▶ **RECORDS PROVIDED**:
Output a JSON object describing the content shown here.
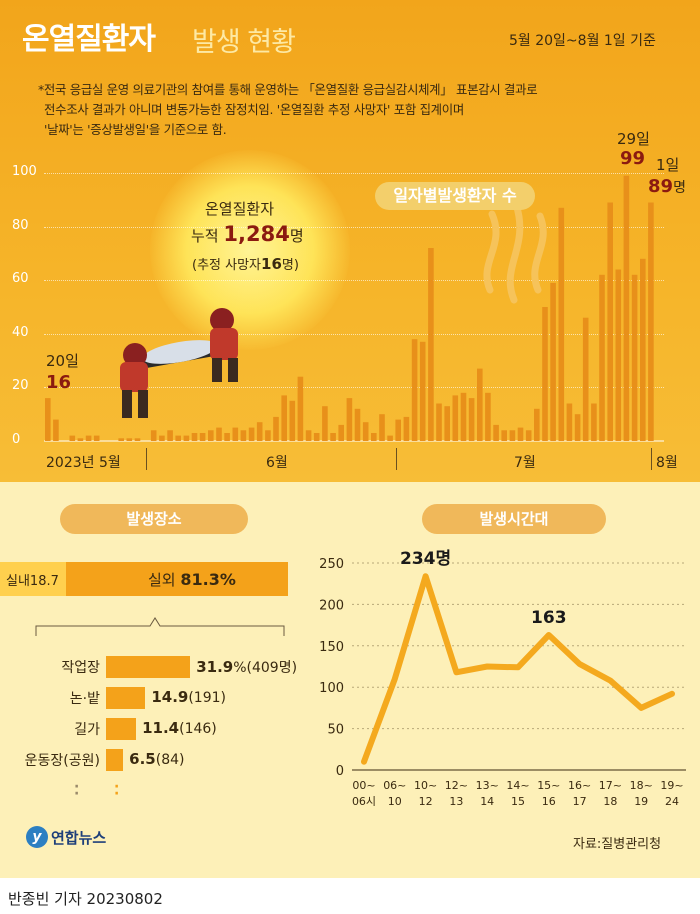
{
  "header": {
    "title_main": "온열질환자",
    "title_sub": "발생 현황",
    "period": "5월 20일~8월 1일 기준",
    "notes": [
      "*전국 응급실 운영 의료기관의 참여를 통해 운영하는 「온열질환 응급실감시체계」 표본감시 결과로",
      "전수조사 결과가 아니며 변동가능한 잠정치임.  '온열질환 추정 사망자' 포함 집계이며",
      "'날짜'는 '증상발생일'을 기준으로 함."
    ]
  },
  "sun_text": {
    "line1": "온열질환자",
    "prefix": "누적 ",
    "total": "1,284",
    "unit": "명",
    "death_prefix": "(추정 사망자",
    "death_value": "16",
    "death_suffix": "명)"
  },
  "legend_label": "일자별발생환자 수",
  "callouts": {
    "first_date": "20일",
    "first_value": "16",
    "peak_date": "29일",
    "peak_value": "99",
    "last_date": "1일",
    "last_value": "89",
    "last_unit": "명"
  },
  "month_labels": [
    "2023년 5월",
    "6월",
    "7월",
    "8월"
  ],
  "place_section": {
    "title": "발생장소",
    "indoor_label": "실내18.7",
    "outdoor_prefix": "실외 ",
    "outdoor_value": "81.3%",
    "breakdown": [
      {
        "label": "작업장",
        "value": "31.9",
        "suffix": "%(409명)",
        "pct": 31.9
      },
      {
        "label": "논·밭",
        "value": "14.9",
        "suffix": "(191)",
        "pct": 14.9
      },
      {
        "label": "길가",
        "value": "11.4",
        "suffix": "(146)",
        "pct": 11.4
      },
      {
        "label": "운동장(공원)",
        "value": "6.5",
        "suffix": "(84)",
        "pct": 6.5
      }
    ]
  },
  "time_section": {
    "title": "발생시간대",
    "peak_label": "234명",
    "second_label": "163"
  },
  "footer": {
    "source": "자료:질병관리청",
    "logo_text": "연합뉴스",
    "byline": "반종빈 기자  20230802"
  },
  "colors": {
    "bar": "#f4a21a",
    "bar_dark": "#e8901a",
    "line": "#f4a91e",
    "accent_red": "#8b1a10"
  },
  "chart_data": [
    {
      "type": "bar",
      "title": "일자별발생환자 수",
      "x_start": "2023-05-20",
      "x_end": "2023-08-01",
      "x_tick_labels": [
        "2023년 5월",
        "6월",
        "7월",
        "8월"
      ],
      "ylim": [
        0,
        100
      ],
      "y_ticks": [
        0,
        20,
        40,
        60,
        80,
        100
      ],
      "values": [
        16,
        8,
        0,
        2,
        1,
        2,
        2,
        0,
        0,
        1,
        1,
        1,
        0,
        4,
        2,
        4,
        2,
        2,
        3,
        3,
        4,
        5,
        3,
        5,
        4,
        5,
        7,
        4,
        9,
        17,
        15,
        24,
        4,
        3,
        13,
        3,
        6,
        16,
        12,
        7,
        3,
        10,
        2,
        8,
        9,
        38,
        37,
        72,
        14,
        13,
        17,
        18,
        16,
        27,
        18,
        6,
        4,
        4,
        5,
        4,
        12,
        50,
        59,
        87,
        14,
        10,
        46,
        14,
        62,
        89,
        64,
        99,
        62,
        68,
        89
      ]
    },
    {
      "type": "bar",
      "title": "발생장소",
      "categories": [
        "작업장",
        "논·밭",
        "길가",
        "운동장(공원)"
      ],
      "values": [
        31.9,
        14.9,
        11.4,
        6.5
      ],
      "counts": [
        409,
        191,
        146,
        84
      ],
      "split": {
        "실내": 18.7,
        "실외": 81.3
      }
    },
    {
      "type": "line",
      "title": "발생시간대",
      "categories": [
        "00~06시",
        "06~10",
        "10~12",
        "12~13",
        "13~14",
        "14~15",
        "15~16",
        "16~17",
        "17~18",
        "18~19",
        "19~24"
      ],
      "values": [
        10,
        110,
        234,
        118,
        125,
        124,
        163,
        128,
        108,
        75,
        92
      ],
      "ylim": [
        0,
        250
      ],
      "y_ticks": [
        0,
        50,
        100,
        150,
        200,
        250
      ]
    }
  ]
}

▶ **WHAT TO DO**: Copy the listing over exactly, skipping the pictures it holds.

▶ **TASK OUTPUT**:
Output a JSON object describing the content shown here.
{
  "header": {
    "title_main": "온열질환자",
    "title_sub": "발생 현황",
    "period": "5월 20일~8월 1일 기준",
    "notes": [
      "*전국 응급실 운영 의료기관의 참여를 통해 운영하는 「온열질환 응급실감시체계」 표본감시 결과로",
      "전수조사 결과가 아니며 변동가능한 잠정치임.  '온열질환 추정 사망자' 포함 집계이며",
      "'날짜'는 '증상발생일'을 기준으로 함."
    ]
  },
  "sun_text": {
    "line1": "온열질환자",
    "prefix": "누적 ",
    "total": "1,284",
    "unit": "명",
    "death_prefix": "(추정 사망자",
    "death_value": "16",
    "death_suffix": "명)"
  },
  "legend_label": "일자별발생환자 수",
  "callouts": {
    "first_date": "20일",
    "first_value": "16",
    "peak_date": "29일",
    "peak_value": "99",
    "last_date": "1일",
    "last_value": "89",
    "last_unit": "명"
  },
  "month_labels": [
    "2023년 5월",
    "6월",
    "7월",
    "8월"
  ],
  "place_section": {
    "title": "발생장소",
    "indoor_label": "실내18.7",
    "outdoor_prefix": "실외 ",
    "outdoor_value": "81.3%",
    "breakdown": [
      {
        "label": "작업장",
        "value": "31.9",
        "suffix": "%(409명)",
        "pct": 31.9
      },
      {
        "label": "논·밭",
        "value": "14.9",
        "suffix": "(191)",
        "pct": 14.9
      },
      {
        "label": "길가",
        "value": "11.4",
        "suffix": "(146)",
        "pct": 11.4
      },
      {
        "label": "운동장(공원)",
        "value": "6.5",
        "suffix": "(84)",
        "pct": 6.5
      }
    ]
  },
  "time_section": {
    "title": "발생시간대",
    "peak_label": "234명",
    "second_label": "163"
  },
  "footer": {
    "source": "자료:질병관리청",
    "logo_text": "연합뉴스",
    "byline": "반종빈 기자  20230802"
  },
  "colors": {
    "bar": "#f4a21a",
    "bar_dark": "#e8901a",
    "line": "#f4a91e",
    "accent_red": "#8b1a10"
  },
  "chart_data": [
    {
      "type": "bar",
      "title": "일자별발생환자 수",
      "x_start": "2023-05-20",
      "x_end": "2023-08-01",
      "x_tick_labels": [
        "2023년 5월",
        "6월",
        "7월",
        "8월"
      ],
      "ylim": [
        0,
        100
      ],
      "y_ticks": [
        0,
        20,
        40,
        60,
        80,
        100
      ],
      "values": [
        16,
        8,
        0,
        2,
        1,
        2,
        2,
        0,
        0,
        1,
        1,
        1,
        0,
        4,
        2,
        4,
        2,
        2,
        3,
        3,
        4,
        5,
        3,
        5,
        4,
        5,
        7,
        4,
        9,
        17,
        15,
        24,
        4,
        3,
        13,
        3,
        6,
        16,
        12,
        7,
        3,
        10,
        2,
        8,
        9,
        38,
        37,
        72,
        14,
        13,
        17,
        18,
        16,
        27,
        18,
        6,
        4,
        4,
        5,
        4,
        12,
        50,
        59,
        87,
        14,
        10,
        46,
        14,
        62,
        89,
        64,
        99,
        62,
        68,
        89
      ]
    },
    {
      "type": "bar",
      "title": "발생장소",
      "categories": [
        "작업장",
        "논·밭",
        "길가",
        "운동장(공원)"
      ],
      "values": [
        31.9,
        14.9,
        11.4,
        6.5
      ],
      "counts": [
        409,
        191,
        146,
        84
      ],
      "split": {
        "실내": 18.7,
        "실외": 81.3
      }
    },
    {
      "type": "line",
      "title": "발생시간대",
      "categories": [
        "00~06시",
        "06~10",
        "10~12",
        "12~13",
        "13~14",
        "14~15",
        "15~16",
        "16~17",
        "17~18",
        "18~19",
        "19~24"
      ],
      "values": [
        10,
        110,
        234,
        118,
        125,
        124,
        163,
        128,
        108,
        75,
        92
      ],
      "ylim": [
        0,
        250
      ],
      "y_ticks": [
        0,
        50,
        100,
        150,
        200,
        250
      ]
    }
  ]
}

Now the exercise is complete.